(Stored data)

***

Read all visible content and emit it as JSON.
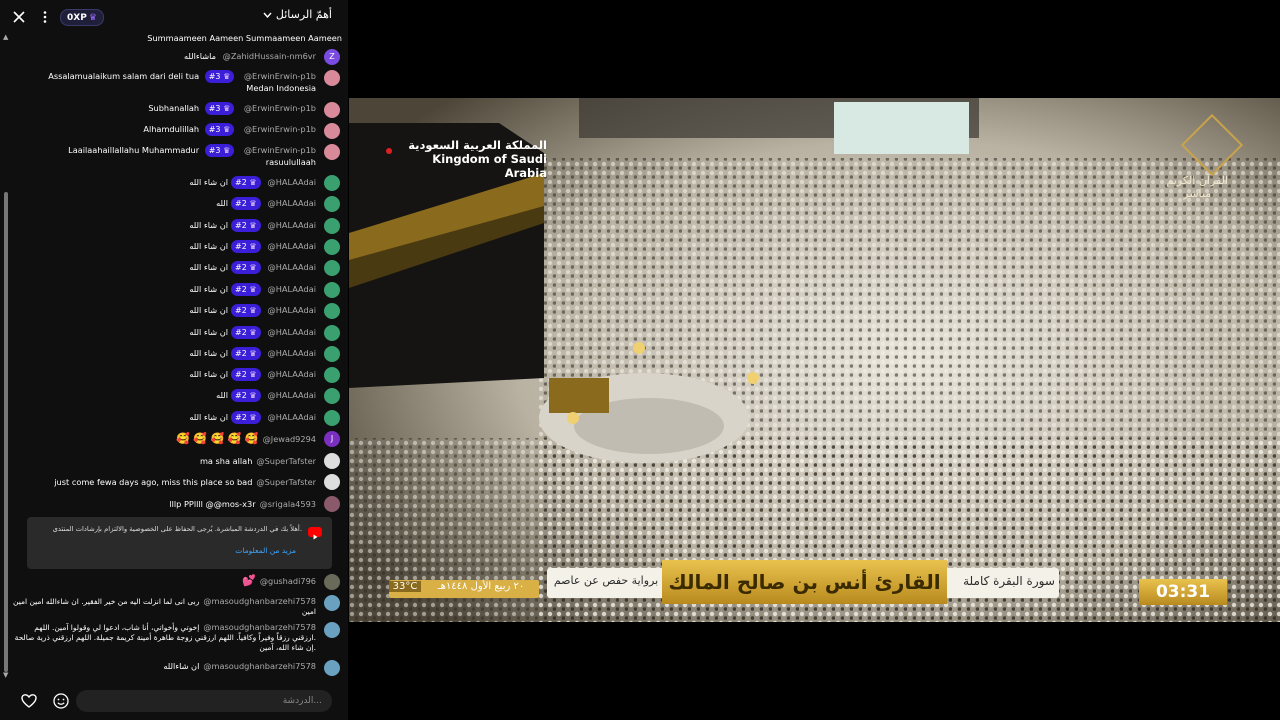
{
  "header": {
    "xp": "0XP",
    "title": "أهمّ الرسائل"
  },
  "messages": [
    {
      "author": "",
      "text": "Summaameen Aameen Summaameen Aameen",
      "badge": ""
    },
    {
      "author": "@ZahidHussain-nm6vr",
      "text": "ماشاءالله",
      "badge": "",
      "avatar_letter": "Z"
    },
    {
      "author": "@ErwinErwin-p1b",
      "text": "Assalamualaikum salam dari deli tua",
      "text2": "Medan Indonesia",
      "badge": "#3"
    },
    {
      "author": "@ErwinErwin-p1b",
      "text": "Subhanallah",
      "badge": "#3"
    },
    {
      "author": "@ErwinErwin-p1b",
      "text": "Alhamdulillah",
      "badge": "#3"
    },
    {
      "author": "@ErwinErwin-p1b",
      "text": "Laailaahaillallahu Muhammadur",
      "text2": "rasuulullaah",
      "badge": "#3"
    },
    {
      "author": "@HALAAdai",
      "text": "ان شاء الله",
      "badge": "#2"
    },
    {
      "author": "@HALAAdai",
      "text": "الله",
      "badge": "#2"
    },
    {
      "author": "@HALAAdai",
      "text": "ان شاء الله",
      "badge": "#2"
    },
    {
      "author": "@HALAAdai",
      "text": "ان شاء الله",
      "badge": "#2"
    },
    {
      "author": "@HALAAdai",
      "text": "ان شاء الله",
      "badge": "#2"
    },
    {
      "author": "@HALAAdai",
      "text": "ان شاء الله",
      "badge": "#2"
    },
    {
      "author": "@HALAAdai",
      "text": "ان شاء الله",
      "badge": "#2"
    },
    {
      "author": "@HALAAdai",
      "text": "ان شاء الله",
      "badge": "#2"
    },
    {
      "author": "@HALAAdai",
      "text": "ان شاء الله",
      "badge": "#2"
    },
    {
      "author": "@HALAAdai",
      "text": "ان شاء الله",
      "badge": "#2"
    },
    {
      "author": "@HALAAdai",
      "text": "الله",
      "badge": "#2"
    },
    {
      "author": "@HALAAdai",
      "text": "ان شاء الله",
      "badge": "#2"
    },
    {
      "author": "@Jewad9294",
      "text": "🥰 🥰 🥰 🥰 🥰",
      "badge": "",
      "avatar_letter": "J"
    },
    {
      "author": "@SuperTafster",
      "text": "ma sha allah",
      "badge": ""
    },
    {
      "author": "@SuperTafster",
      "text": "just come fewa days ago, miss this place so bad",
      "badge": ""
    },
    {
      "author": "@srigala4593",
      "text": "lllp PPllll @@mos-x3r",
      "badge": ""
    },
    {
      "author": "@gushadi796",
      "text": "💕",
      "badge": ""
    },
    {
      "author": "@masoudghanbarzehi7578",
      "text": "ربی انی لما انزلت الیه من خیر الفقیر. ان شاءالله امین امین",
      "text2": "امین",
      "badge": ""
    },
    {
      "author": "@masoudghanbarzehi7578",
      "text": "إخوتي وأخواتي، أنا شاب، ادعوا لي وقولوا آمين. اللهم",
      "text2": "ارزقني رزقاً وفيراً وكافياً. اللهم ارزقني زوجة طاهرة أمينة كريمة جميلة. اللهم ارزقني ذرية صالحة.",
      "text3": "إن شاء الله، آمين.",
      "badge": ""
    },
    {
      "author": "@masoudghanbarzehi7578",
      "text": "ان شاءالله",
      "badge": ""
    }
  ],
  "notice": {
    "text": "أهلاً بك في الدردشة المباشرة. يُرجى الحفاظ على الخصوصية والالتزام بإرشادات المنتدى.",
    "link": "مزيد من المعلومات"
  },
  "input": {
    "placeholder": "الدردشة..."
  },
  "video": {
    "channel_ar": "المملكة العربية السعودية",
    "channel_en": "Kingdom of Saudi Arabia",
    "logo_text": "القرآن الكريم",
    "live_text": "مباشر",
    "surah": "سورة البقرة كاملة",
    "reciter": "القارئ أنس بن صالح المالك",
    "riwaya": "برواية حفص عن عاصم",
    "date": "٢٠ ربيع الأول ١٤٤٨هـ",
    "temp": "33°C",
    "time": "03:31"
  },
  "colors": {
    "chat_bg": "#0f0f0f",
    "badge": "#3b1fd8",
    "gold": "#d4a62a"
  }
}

***

What the task asks:
Sift the material for lines with the string "آمين". Copy each one found.

Right answer:
      "text": "إخوتي وأخواتي، أنا شاب، ادعوا لي وقولوا آمين. اللهم",
      "text3": "إن شاء الله، آمين.",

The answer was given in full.